[START OF MATERIALS PROVIDED]

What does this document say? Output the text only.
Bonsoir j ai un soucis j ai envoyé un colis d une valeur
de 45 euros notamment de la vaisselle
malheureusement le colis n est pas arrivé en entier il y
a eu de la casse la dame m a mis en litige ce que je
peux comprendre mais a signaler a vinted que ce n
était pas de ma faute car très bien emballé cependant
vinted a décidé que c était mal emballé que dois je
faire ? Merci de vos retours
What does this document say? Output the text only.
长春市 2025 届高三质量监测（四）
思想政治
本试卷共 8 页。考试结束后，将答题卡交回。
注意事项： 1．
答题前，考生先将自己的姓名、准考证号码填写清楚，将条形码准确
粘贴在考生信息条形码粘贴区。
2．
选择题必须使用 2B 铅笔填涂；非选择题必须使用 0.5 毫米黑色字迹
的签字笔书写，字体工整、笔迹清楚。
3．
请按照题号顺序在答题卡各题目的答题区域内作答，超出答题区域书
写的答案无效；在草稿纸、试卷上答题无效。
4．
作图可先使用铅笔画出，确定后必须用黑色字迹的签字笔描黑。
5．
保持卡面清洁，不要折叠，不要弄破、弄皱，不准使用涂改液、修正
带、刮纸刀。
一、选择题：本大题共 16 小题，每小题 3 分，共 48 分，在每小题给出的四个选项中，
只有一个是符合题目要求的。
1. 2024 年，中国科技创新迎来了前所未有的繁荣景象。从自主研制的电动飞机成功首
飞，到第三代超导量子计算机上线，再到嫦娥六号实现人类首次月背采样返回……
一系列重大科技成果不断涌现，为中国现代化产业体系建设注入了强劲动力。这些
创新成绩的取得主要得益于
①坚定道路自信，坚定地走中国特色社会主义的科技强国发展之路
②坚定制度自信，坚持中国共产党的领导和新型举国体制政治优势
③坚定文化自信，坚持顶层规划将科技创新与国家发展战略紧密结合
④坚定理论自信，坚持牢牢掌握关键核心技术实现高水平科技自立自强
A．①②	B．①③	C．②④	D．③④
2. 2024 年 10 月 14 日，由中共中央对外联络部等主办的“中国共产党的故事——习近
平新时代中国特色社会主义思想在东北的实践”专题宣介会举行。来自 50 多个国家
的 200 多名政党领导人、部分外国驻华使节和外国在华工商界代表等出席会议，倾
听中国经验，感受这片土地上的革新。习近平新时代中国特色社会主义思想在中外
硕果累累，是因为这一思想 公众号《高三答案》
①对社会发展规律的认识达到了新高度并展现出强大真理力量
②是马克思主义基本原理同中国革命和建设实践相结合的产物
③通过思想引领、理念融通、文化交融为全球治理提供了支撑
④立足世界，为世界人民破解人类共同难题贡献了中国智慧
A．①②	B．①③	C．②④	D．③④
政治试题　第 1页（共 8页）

[END OF MATERIALS PROVIDED]

EXERCISE INSTRUCTIONS>
Repeat the material word for word, in full.

RESULT OF THE EXERCISE>
What does this document say? Output the text only.
Bonsoir j ai un soucis j ai envoyé un colis d une valeur
de 45 euros notamment de la vaisselle
malheureusement le colis n est pas arrivé en entier il y
a eu de la casse la dame m a mis en litige ce que je
peux comprendre mais a signaler a vinted que ce n
était pas de ma faute car très bien emballé cependant
vinted a décidé que c était mal emballé que dois je
faire ? Merci de vos retours
What does this document say? Output the text only.
长春市 2025 届高三质量监测（四）
思想政治
本试卷共 8 页。考试结束后，将答题卡交回。
注意事项： 1．
答题前，考生先将自己的姓名、准考证号码填写清楚，将条形码准确
粘贴在考生信息条形码粘贴区。
2．
选择题必须使用 2B 铅笔填涂；非选择题必须使用 0.5 毫米黑色字迹
的签字笔书写，字体工整、笔迹清楚。
3．
请按照题号顺序在答题卡各题目的答题区域内作答，超出答题区域书
写的答案无效；在草稿纸、试卷上答题无效。
4．
作图可先使用铅笔画出，确定后必须用黑色字迹的签字笔描黑。
5．
保持卡面清洁，不要折叠，不要弄破、弄皱，不准使用涂改液、修正
带、刮纸刀。
一、选择题：本大题共 16 小题，每小题 3 分，共 48 分，在每小题给出的四个选项中，
只有一个是符合题目要求的。
1. 2024 年，中国科技创新迎来了前所未有的繁荣景象。从自主研制的电动飞机成功首
飞，到第三代超导量子计算机上线，再到嫦娥六号实现人类首次月背采样返回……
一系列重大科技成果不断涌现，为中国现代化产业体系建设注入了强劲动力。这些
创新成绩的取得主要得益于
①坚定道路自信，坚定地走中国特色社会主义的科技强国发展之路
②坚定制度自信，坚持中国共产党的领导和新型举国体制政治优势
③坚定文化自信，坚持顶层规划将科技创新与国家发展战略紧密结合
④坚定理论自信，坚持牢牢掌握关键核心技术实现高水平科技自立自强
A．①②	B．①③	C．②④	D．③④
2. 2024 年 10 月 14 日，由中共中央对外联络部等主办的“中国共产党的故事——习近
平新时代中国特色社会主义思想在东北的实践”专题宣介会举行。来自 50 多个国家
的 200 多名政党领导人、部分外国驻华使节和外国在华工商界代表等出席会议，倾
听中国经验，感受这片土地上的革新。习近平新时代中国特色社会主义思想在中外
硕果累累，是因为这一思想 公众号《高三答案》
①对社会发展规律的认识达到了新高度并展现出强大真理力量
②是马克思主义基本原理同中国革命和建设实践相结合的产物
③通过思想引领、理念融通、文化交融为全球治理提供了支撑
④立足世界，为世界人民破解人类共同难题贡献了中国智慧
A．①②	B．①③	C．②④	D．③④
政治试题　第 1页（共 8页）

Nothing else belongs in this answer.